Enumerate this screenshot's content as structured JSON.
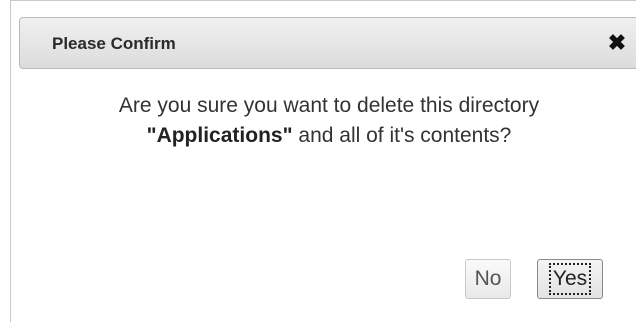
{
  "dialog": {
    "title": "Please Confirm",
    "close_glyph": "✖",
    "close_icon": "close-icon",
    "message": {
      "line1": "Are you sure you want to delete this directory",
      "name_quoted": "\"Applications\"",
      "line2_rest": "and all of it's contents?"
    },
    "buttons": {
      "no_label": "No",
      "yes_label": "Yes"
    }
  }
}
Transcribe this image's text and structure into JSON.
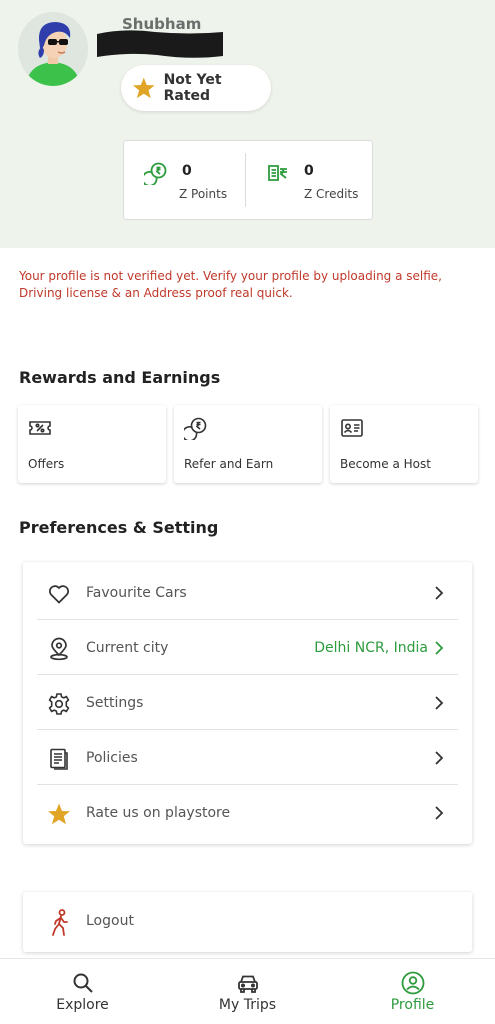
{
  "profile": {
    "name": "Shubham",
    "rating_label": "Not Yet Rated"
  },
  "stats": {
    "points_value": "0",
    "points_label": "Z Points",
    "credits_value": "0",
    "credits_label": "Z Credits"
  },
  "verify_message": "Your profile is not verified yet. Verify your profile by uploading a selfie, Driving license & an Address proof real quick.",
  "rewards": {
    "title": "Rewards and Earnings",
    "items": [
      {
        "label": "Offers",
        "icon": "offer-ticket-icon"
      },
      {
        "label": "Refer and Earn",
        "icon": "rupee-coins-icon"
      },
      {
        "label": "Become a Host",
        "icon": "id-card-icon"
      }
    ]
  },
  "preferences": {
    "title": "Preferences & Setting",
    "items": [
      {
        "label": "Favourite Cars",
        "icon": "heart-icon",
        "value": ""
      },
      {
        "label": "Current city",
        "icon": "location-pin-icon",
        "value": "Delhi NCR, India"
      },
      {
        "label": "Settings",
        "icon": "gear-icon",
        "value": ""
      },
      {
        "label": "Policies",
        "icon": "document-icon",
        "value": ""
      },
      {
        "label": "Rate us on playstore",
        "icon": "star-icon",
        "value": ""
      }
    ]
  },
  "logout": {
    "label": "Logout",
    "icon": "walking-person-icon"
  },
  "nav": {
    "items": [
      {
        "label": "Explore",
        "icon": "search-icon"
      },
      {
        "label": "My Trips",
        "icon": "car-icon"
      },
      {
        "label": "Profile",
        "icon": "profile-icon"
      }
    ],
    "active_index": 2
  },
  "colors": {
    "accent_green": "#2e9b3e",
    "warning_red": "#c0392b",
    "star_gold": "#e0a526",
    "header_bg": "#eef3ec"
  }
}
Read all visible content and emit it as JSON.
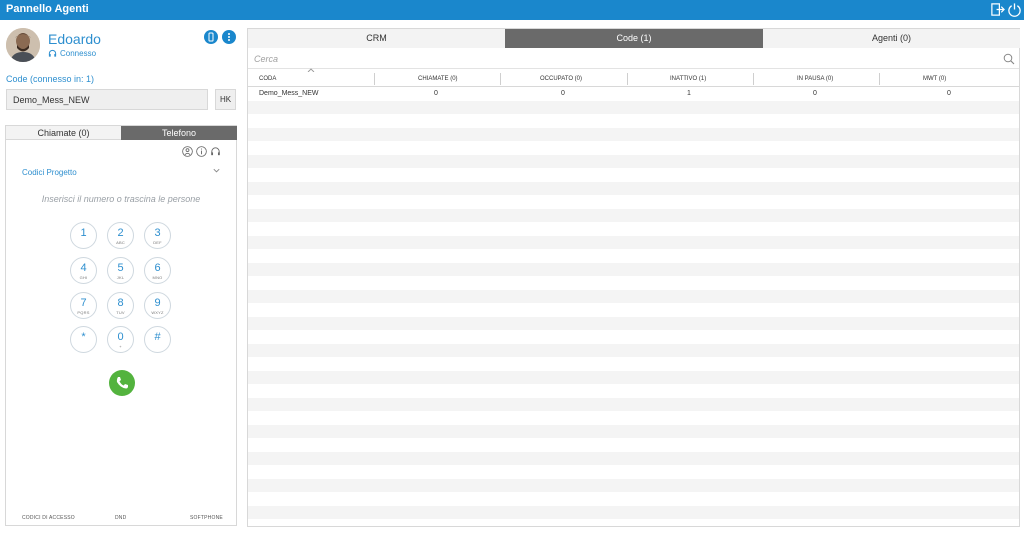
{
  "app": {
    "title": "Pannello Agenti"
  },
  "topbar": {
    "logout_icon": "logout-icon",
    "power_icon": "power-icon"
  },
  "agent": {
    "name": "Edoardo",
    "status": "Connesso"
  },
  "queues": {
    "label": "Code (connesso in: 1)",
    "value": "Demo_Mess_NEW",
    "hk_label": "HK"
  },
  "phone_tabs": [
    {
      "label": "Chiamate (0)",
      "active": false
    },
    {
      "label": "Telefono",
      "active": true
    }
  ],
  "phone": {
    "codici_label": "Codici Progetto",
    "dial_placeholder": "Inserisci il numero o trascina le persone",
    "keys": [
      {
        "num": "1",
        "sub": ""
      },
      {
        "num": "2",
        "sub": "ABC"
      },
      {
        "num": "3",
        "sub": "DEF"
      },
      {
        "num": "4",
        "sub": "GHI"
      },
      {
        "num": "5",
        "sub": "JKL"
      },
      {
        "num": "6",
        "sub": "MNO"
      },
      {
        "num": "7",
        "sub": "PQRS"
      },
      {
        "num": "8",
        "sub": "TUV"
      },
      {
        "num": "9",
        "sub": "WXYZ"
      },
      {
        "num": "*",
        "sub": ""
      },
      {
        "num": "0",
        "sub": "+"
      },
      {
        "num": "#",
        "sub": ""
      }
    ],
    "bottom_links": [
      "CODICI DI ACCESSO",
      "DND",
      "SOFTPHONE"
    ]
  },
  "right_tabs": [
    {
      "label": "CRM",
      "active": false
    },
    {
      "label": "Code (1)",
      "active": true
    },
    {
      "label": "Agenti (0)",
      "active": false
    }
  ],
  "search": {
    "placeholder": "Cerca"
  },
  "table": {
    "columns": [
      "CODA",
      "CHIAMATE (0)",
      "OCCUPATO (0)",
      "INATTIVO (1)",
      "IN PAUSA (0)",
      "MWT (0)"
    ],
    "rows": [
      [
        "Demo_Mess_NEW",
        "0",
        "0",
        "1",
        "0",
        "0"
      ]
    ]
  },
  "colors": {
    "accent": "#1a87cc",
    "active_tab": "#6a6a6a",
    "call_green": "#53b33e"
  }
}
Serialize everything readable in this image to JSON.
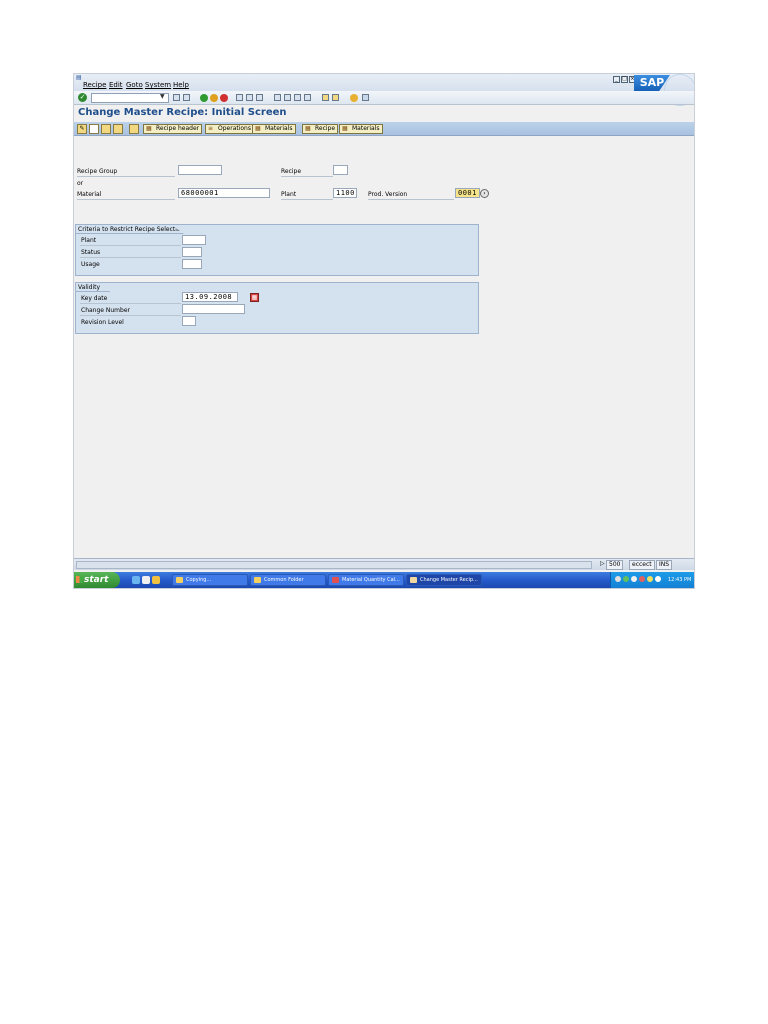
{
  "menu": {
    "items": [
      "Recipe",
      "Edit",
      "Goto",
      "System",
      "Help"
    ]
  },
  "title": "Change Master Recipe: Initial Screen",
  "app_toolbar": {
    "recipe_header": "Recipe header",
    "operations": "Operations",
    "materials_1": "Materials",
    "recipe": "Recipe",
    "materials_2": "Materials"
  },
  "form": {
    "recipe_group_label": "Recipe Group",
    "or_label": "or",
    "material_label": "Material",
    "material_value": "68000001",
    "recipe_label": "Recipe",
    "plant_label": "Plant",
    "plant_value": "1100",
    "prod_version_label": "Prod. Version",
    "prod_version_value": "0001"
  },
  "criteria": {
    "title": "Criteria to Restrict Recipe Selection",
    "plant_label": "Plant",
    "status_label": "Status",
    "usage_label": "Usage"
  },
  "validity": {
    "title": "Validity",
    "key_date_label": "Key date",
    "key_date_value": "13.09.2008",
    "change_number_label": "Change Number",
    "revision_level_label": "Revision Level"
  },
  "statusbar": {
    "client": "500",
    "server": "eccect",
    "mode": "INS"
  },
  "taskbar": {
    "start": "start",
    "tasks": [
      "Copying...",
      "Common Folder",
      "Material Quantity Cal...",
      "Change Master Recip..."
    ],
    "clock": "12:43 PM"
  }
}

═══

EXERCISE TASK:
Repeat the material above in full and unchanged, minus its images.

REPLY:
Enumerate this screenshot's content as structured JSON.
{
  "dialog": {
    "title": "Please Confirm",
    "close_glyph": "✖",
    "close_icon": "close-icon",
    "message": {
      "line1": "Are you sure you want to delete this directory",
      "name_quoted": "\"Applications\"",
      "line2_rest": "and all of it's contents?"
    },
    "buttons": {
      "no_label": "No",
      "yes_label": "Yes"
    }
  }
}
Transcribe this image's text and structure into JSON.
{
  "profile": {
    "name": "Shubham",
    "rating_label": "Not Yet Rated"
  },
  "stats": {
    "points_value": "0",
    "points_label": "Z Points",
    "credits_value": "0",
    "credits_label": "Z Credits"
  },
  "verify_message": "Your profile is not verified yet. Verify your profile by uploading a selfie, Driving license & an Address proof real quick.",
  "rewards": {
    "title": "Rewards and Earnings",
    "items": [
      {
        "label": "Offers",
        "icon": "offer-ticket-icon"
      },
      {
        "label": "Refer and Earn",
        "icon": "rupee-coins-icon"
      },
      {
        "label": "Become a Host",
        "icon": "id-card-icon"
      }
    ]
  },
  "preferences": {
    "title": "Preferences & Setting",
    "items": [
      {
        "label": "Favourite Cars",
        "icon": "heart-icon",
        "value": ""
      },
      {
        "label": "Current city",
        "icon": "location-pin-icon",
        "value": "Delhi NCR, India"
      },
      {
        "label": "Settings",
        "icon": "gear-icon",
        "value": ""
      },
      {
        "label": "Policies",
        "icon": "document-icon",
        "value": ""
      },
      {
        "label": "Rate us on playstore",
        "icon": "star-icon",
        "value": ""
      }
    ]
  },
  "logout": {
    "label": "Logout",
    "icon": "walking-person-icon"
  },
  "nav": {
    "items": [
      {
        "label": "Explore",
        "icon": "search-icon"
      },
      {
        "label": "My Trips",
        "icon": "car-icon"
      },
      {
        "label": "Profile",
        "icon": "profile-icon"
      }
    ],
    "active_index": 2
  },
  "colors": {
    "accent_green": "#2e9b3e",
    "warning_red": "#c0392b",
    "star_gold": "#e0a526",
    "header_bg": "#eef3ec"
  }
}
Read all visible content and emit it as JSON.
{
  "app": {
    "title": "Pannello Agenti"
  },
  "topbar": {
    "logout_icon": "logout-icon",
    "power_icon": "power-icon"
  },
  "agent": {
    "name": "Edoardo",
    "status": "Connesso"
  },
  "queues": {
    "label": "Code (connesso in: 1)",
    "value": "Demo_Mess_NEW",
    "hk_label": "HK"
  },
  "phone_tabs": [
    {
      "label": "Chiamate (0)",
      "active": false
    },
    {
      "label": "Telefono",
      "active": true
    }
  ],
  "phone": {
    "codici_label": "Codici Progetto",
    "dial_placeholder": "Inserisci il numero o trascina le persone",
    "keys": [
      {
        "num": "1",
        "sub": ""
      },
      {
        "num": "2",
        "sub": "ABC"
      },
      {
        "num": "3",
        "sub": "DEF"
      },
      {
        "num": "4",
        "sub": "GHI"
      },
      {
        "num": "5",
        "sub": "JKL"
      },
      {
        "num": "6",
        "sub": "MNO"
      },
      {
        "num": "7",
        "sub": "PQRS"
      },
      {
        "num": "8",
        "sub": "TUV"
      },
      {
        "num": "9",
        "sub": "WXYZ"
      },
      {
        "num": "*",
        "sub": ""
      },
      {
        "num": "0",
        "sub": "+"
      },
      {
        "num": "#",
        "sub": ""
      }
    ],
    "bottom_links": [
      "CODICI DI ACCESSO",
      "DND",
      "SOFTPHONE"
    ]
  },
  "right_tabs": [
    {
      "label": "CRM",
      "active": false
    },
    {
      "label": "Code (1)",
      "active": true
    },
    {
      "label": "Agenti (0)",
      "active": false
    }
  ],
  "search": {
    "placeholder": "Cerca"
  },
  "table": {
    "columns": [
      "CODA",
      "CHIAMATE (0)",
      "OCCUPATO (0)",
      "INATTIVO (1)",
      "IN PAUSA (0)",
      "MWT (0)"
    ],
    "rows": [
      [
        "Demo_Mess_NEW",
        "0",
        "0",
        "1",
        "0",
        "0"
      ]
    ]
  },
  "colors": {
    "accent": "#1a87cc",
    "active_tab": "#6a6a6a",
    "call_green": "#53b33e"
  }
}
Serialize everything readable in this image to JSON.
{
  "menu": {
    "items": [
      "Recipe",
      "Edit",
      "Goto",
      "System",
      "Help"
    ]
  },
  "title": "Change Master Recipe: Initial Screen",
  "app_toolbar": {
    "recipe_header": "Recipe header",
    "operations": "Operations",
    "materials_1": "Materials",
    "recipe": "Recipe",
    "materials_2": "Materials"
  },
  "form": {
    "recipe_group_label": "Recipe Group",
    "or_label": "or",
    "material_label": "Material",
    "material_value": "68000001",
    "recipe_label": "Recipe",
    "plant_label": "Plant",
    "plant_value": "1100",
    "prod_version_label": "Prod. Version",
    "prod_version_value": "0001"
  },
  "criteria": {
    "title": "Criteria to Restrict Recipe Selection",
    "plant_label": "Plant",
    "status_label": "Status",
    "usage_label": "Usage"
  },
  "validity": {
    "title": "Validity",
    "key_date_label": "Key date",
    "key_date_value": "13.09.2008",
    "change_number_label": "Change Number",
    "revision_level_label": "Revision Level"
  },
  "statusbar": {
    "client": "500",
    "server": "eccect",
    "mode": "INS"
  },
  "taskbar": {
    "start": "start",
    "tasks": [
      "Copying...",
      "Common Folder",
      "Material Quantity Cal...",
      "Change Master Recip..."
    ],
    "clock": "12:43 PM"
  }
}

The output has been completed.